Reproduce every line in the listing that contains the word "other".

--

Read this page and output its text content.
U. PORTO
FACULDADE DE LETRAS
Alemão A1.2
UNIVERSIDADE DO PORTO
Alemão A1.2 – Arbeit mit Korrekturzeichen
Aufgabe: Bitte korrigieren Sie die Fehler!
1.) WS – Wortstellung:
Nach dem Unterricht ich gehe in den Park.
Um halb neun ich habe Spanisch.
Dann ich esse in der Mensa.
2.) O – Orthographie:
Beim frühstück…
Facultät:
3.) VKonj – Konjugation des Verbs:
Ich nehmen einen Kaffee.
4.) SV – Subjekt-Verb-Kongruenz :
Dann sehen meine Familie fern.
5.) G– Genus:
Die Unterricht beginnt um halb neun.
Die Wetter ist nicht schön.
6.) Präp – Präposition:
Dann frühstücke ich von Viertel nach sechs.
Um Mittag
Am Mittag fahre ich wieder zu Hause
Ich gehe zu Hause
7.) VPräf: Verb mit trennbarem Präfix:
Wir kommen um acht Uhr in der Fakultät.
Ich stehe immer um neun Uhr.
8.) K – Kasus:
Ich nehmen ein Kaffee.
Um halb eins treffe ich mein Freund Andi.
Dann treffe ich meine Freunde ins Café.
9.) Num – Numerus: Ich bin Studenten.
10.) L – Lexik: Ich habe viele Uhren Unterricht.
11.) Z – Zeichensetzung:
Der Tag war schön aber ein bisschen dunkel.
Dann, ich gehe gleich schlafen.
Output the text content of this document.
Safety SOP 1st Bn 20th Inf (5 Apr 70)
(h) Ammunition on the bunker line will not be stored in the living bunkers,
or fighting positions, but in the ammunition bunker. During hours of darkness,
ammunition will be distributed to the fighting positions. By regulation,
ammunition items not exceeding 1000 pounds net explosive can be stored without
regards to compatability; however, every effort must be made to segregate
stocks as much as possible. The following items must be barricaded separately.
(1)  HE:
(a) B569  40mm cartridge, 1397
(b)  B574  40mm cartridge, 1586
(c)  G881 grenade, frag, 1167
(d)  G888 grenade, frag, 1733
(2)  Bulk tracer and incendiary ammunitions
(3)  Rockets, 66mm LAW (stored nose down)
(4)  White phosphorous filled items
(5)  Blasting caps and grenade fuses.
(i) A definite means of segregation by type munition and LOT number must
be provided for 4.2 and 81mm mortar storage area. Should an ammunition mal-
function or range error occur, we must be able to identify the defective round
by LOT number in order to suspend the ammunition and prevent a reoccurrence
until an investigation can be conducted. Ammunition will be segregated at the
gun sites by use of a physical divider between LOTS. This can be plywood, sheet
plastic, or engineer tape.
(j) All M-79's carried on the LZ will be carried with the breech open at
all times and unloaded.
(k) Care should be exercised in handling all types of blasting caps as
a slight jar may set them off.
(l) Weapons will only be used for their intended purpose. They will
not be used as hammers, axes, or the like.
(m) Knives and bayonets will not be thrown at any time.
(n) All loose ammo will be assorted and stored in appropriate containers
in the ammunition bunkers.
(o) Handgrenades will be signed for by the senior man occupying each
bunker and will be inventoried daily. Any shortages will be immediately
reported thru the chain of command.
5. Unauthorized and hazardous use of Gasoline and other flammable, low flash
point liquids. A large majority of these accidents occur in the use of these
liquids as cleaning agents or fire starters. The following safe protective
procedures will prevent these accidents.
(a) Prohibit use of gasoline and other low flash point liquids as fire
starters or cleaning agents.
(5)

--

* WRITTEN RESPONSE
5. Unauthorized and hazardous use of Gasoline and other flammable, low flash
(a) Prohibit use of gasoline and other low flash point liquids as fire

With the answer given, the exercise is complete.